▶ Written instruction: Copy out the lines below word for word.

▶ Input material:
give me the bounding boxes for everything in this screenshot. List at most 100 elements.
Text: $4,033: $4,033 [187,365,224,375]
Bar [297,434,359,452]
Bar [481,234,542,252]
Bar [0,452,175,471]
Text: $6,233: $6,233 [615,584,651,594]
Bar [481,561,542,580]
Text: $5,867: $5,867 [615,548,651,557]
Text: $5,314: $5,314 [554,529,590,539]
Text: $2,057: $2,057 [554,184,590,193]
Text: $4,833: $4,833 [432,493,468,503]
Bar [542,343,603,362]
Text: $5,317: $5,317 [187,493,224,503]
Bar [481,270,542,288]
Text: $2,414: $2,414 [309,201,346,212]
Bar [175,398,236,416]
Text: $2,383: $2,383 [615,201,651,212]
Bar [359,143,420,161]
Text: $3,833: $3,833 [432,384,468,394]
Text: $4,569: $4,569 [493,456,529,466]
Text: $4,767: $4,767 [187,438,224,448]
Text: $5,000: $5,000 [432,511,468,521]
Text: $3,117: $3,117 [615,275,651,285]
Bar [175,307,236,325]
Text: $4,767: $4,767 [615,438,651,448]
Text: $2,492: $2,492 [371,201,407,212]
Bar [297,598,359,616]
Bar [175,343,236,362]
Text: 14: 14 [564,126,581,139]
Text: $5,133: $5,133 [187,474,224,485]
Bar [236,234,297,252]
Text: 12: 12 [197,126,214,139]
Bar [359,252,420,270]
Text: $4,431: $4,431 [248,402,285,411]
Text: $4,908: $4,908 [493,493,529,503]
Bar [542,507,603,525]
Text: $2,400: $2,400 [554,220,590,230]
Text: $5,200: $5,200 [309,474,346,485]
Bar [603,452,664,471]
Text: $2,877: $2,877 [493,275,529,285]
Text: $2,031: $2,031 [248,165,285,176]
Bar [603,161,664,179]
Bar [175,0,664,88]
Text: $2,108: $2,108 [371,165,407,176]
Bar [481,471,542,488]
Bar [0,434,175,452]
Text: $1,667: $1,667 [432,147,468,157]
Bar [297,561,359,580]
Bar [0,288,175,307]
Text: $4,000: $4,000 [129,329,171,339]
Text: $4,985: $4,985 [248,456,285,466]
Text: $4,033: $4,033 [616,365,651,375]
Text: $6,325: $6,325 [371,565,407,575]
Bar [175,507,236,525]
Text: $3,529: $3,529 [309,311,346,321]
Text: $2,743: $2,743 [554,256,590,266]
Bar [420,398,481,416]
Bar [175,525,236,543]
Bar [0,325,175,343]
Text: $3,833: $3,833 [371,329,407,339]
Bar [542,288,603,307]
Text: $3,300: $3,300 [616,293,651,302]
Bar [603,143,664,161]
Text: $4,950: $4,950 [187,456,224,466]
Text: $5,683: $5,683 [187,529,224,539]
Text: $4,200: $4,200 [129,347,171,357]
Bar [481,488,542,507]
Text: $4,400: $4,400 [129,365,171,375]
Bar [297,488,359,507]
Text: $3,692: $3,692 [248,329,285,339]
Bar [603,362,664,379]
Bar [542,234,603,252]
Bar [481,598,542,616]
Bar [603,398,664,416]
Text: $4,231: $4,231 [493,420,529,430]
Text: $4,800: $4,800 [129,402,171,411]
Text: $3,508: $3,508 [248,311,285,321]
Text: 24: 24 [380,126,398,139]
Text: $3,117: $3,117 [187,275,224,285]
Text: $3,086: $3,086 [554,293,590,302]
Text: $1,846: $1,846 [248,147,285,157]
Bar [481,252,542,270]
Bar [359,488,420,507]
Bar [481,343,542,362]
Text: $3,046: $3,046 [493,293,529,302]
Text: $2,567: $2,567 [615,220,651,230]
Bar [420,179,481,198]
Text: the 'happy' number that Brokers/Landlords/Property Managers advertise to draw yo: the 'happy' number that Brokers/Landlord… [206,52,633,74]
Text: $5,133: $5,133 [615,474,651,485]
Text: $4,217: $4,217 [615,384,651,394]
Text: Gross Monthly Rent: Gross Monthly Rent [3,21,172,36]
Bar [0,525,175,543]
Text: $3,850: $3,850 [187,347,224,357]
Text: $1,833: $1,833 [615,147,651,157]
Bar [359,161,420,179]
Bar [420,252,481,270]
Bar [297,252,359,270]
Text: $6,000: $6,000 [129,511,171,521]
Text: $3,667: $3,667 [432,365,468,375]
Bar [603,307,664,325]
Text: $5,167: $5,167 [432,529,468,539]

▶ Result:
give me the bounding boxes for everything in this screenshot. List at most 100 elements.
Text: $4,033: $4,033 [187,365,224,375]
Bar [297,434,359,452]
Bar [481,234,542,252]
Bar [0,452,175,471]
Text: $6,233: $6,233 [615,584,651,594]
Bar [481,561,542,580]
Text: $5,867: $5,867 [615,548,651,557]
Text: $5,314: $5,314 [554,529,590,539]
Text: $2,057: $2,057 [554,184,590,193]
Text: $4,833: $4,833 [432,493,468,503]
Bar [542,343,603,362]
Text: $5,317: $5,317 [187,493,224,503]
Bar [481,270,542,288]
Text: $2,414: $2,414 [309,201,346,212]
Bar [175,398,236,416]
Text: $2,383: $2,383 [615,201,651,212]
Bar [359,143,420,161]
Text: $3,833: $3,833 [432,384,468,394]
Text: $4,569: $4,569 [493,456,529,466]
Text: $4,767: $4,767 [187,438,224,448]
Text: $5,000: $5,000 [432,511,468,521]
Text: $3,117: $3,117 [615,275,651,285]
Bar [175,307,236,325]
Text: $4,767: $4,767 [615,438,651,448]
Text: $2,492: $2,492 [371,201,407,212]
Bar [297,598,359,616]
Bar [175,343,236,362]
Text: 14: 14 [564,126,581,139]
Text: $5,133: $5,133 [187,474,224,485]
Bar [236,234,297,252]
Text: 12: 12 [197,126,214,139]
Bar [359,252,420,270]
Text: $4,431: $4,431 [248,402,285,411]
Text: $4,908: $4,908 [493,493,529,503]
Bar [542,507,603,525]
Text: $2,400: $2,400 [554,220,590,230]
Text: $5,200: $5,200 [309,474,346,485]
Bar [603,452,664,471]
Text: $2,877: $2,877 [493,275,529,285]
Text: $2,031: $2,031 [248,165,285,176]
Bar [603,161,664,179]
Bar [175,0,664,88]
Text: $2,108: $2,108 [371,165,407,176]
Bar [481,471,542,488]
Bar [0,434,175,452]
Text: $1,667: $1,667 [432,147,468,157]
Bar [297,561,359,580]
Bar [0,288,175,307]
Text: $4,000: $4,000 [129,329,171,339]
Text: $4,985: $4,985 [248,456,285,466]
Text: $4,033: $4,033 [616,365,651,375]
Text: $6,325: $6,325 [371,565,407,575]
Bar [175,507,236,525]
Text: $3,529: $3,529 [309,311,346,321]
Text: $2,743: $2,743 [554,256,590,266]
Bar [420,398,481,416]
Bar [175,525,236,543]
Bar [0,325,175,343]
Text: $3,833: $3,833 [371,329,407,339]
Bar [542,288,603,307]
Text: $3,300: $3,300 [616,293,651,302]
Bar [603,143,664,161]
Text: $4,950: $4,950 [187,456,224,466]
Text: $5,683: $5,683 [187,529,224,539]
Text: $4,200: $4,200 [129,347,171,357]
Bar [481,488,542,507]
Text: $4,400: $4,400 [129,365,171,375]
Bar [297,488,359,507]
Text: $3,692: $3,692 [248,329,285,339]
Bar [603,362,664,379]
Bar [542,234,603,252]
Bar [481,598,542,616]
Bar [603,398,664,416]
Text: $4,231: $4,231 [493,420,529,430]
Text: $4,800: $4,800 [129,402,171,411]
Text: $3,508: $3,508 [248,311,285,321]
Text: 24: 24 [380,126,398,139]
Text: $3,117: $3,117 [187,275,224,285]
Text: $3,086: $3,086 [554,293,590,302]
Text: $1,846: $1,846 [248,147,285,157]
Bar [481,252,542,270]
Bar [359,488,420,507]
Bar [481,343,542,362]
Text: $3,046: $3,046 [493,293,529,302]
Text: $2,567: $2,567 [615,220,651,230]
Bar [420,179,481,198]
Text: the 'happy' number that Brokers/Landlords/Property Managers advertise to draw yo: the 'happy' number that Brokers/Landlord… [206,52,633,74]
Text: $5,133: $5,133 [615,474,651,485]
Text: $4,217: $4,217 [615,384,651,394]
Text: Gross Monthly Rent: Gross Monthly Rent [3,21,172,36]
Bar [0,525,175,543]
Text: $3,850: $3,850 [187,347,224,357]
Text: $1,833: $1,833 [615,147,651,157]
Bar [359,161,420,179]
Bar [420,252,481,270]
Bar [297,252,359,270]
Text: $6,000: $6,000 [129,511,171,521]
Text: $3,667: $3,667 [432,365,468,375]
Bar [603,307,664,325]
Text: $5,167: $5,167 [432,529,468,539]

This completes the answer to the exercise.